■ Data shown:
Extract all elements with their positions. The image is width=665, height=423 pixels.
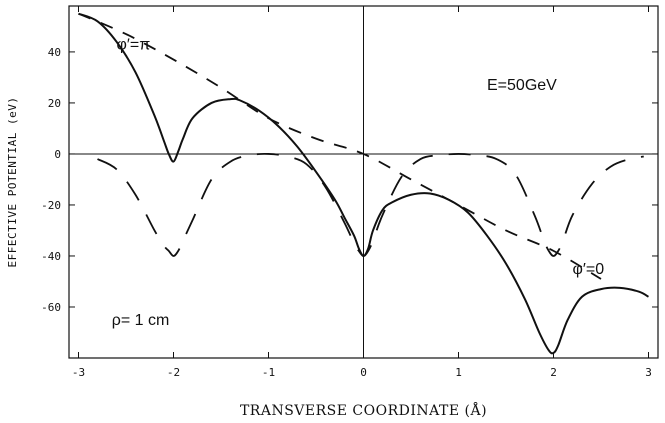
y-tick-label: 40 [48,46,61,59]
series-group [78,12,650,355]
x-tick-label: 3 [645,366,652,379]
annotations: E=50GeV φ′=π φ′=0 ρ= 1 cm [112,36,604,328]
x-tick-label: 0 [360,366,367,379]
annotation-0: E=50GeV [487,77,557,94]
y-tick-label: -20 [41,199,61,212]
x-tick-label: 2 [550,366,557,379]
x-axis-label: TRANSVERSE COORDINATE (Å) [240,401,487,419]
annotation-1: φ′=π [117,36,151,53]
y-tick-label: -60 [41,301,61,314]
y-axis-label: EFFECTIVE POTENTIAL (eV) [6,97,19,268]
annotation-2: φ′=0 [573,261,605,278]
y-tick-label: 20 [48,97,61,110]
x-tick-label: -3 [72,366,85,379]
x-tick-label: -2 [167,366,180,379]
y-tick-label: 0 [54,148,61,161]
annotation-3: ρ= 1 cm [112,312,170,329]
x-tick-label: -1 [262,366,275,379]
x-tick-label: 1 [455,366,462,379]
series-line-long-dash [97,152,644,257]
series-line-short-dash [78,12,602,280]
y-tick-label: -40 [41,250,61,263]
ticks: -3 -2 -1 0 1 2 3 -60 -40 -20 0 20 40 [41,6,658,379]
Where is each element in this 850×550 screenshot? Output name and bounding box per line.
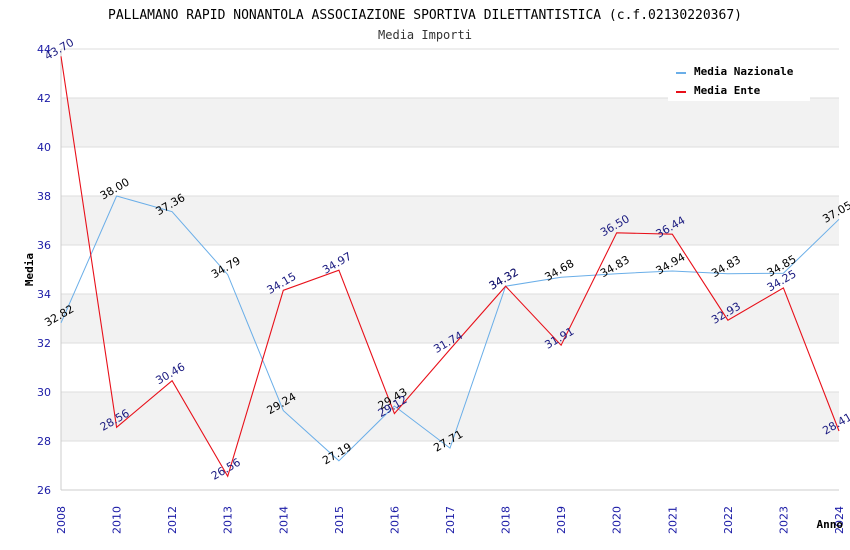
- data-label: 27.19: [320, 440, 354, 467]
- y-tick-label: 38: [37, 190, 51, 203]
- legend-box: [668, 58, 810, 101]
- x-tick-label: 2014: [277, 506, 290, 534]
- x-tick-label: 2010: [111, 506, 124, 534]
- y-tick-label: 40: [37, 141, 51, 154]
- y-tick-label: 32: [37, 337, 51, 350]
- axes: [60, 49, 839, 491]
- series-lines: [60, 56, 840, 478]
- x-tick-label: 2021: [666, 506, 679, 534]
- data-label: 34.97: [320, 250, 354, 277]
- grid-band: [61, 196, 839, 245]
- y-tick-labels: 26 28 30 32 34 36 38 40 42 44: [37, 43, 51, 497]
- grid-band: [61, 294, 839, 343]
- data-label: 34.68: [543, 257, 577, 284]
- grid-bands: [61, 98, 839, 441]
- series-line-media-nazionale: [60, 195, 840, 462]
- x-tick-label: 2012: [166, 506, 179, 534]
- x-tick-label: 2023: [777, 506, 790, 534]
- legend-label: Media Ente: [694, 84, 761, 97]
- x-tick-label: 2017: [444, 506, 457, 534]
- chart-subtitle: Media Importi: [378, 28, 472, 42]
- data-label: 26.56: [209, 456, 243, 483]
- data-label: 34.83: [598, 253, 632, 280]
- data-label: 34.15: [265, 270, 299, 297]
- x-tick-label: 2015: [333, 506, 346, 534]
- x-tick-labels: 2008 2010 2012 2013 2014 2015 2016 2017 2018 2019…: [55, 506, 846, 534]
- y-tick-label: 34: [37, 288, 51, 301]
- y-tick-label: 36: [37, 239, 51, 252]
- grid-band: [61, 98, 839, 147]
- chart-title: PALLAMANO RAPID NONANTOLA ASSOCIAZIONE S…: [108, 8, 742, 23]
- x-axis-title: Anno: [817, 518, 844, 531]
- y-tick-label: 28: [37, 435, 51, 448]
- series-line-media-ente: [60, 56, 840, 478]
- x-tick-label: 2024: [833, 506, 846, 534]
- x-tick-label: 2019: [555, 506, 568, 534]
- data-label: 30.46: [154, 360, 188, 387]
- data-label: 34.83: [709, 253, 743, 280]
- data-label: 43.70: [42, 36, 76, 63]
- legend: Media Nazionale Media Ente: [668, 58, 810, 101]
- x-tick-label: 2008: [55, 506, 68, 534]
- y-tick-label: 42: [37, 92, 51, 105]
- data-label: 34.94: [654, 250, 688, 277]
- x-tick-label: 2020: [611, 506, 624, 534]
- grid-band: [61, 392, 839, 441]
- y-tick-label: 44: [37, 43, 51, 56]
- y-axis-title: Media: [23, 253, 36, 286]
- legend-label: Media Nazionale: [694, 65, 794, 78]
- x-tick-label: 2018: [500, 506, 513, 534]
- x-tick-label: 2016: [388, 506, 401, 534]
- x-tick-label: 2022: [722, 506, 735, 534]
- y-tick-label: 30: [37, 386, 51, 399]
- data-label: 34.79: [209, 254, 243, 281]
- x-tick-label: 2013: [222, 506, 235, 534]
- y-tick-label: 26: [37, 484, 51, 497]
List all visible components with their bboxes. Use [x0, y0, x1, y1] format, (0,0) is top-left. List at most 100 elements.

--

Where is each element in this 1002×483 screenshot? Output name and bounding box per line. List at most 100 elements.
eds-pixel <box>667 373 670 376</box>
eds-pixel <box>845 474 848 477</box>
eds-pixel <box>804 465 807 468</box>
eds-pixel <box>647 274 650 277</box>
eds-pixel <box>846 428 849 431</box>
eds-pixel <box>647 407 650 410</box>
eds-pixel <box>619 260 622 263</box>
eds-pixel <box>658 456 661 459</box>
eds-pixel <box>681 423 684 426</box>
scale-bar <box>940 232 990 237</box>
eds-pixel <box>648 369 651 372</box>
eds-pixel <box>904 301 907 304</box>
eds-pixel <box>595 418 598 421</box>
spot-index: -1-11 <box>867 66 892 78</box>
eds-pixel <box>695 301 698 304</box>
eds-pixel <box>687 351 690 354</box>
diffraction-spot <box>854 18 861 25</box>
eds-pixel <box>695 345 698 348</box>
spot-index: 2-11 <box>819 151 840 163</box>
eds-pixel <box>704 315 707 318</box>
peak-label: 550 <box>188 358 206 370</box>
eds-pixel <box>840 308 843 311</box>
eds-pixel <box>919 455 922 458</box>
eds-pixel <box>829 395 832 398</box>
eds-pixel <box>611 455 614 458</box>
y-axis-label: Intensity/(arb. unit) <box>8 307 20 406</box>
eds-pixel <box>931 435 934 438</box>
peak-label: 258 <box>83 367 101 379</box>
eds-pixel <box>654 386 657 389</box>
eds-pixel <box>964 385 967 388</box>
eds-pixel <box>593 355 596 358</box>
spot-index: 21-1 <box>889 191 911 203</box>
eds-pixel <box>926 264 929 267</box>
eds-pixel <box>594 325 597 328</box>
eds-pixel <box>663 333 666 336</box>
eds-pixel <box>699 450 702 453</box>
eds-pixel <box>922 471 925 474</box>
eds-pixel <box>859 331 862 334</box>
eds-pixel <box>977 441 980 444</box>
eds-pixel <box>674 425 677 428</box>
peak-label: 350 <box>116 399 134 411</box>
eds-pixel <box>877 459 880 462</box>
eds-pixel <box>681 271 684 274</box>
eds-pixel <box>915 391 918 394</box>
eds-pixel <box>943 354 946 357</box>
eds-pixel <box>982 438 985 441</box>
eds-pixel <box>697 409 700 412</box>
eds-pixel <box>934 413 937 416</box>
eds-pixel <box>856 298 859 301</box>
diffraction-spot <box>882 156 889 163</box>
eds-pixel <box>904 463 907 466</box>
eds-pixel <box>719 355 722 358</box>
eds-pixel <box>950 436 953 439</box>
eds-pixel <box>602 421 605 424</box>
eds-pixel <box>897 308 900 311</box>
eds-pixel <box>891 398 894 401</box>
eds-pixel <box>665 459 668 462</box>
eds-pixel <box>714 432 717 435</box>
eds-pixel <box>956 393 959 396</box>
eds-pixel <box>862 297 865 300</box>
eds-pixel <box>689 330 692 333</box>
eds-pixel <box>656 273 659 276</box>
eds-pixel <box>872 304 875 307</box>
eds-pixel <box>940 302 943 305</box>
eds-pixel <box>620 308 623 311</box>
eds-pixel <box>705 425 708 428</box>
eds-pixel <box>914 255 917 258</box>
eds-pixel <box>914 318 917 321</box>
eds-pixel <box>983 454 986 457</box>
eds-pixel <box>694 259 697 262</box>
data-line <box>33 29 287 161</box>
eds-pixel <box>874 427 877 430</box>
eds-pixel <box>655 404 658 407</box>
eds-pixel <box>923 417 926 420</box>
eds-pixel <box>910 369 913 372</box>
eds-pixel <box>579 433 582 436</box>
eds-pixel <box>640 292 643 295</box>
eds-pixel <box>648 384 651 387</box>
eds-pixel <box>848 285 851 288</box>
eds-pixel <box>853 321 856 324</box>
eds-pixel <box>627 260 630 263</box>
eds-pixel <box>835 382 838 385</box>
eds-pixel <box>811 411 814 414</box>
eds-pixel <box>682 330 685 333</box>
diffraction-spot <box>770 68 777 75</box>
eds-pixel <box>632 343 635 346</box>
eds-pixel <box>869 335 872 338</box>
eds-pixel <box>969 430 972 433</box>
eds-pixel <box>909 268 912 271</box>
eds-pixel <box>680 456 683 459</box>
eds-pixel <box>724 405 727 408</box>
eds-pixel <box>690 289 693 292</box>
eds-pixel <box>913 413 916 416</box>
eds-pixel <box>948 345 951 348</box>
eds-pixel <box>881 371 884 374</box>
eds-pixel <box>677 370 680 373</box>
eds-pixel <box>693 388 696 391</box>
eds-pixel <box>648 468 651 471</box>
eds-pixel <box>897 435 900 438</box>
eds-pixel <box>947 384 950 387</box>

■ Your goal:
Repeat word for word the lines of the records from the one containing "y-tick-label: 40 [48,46,61,59]" through the one containing "y-tick-label: -20 [41,199,61,212]", with both of those lines included.

■ Task result:
y-tick-label: 40 [48,46,61,59]
series-group [78,12,650,355]
x-tick-label: 3 [645,366,652,379]
annotations: E=50GeV φ′=π φ′=0 ρ= 1 cm [112,36,604,328]
x-tick-label: 0 [360,366,367,379]
annotation-0: E=50GeV [487,77,557,94]
y-tick-label: -20 [41,199,61,212]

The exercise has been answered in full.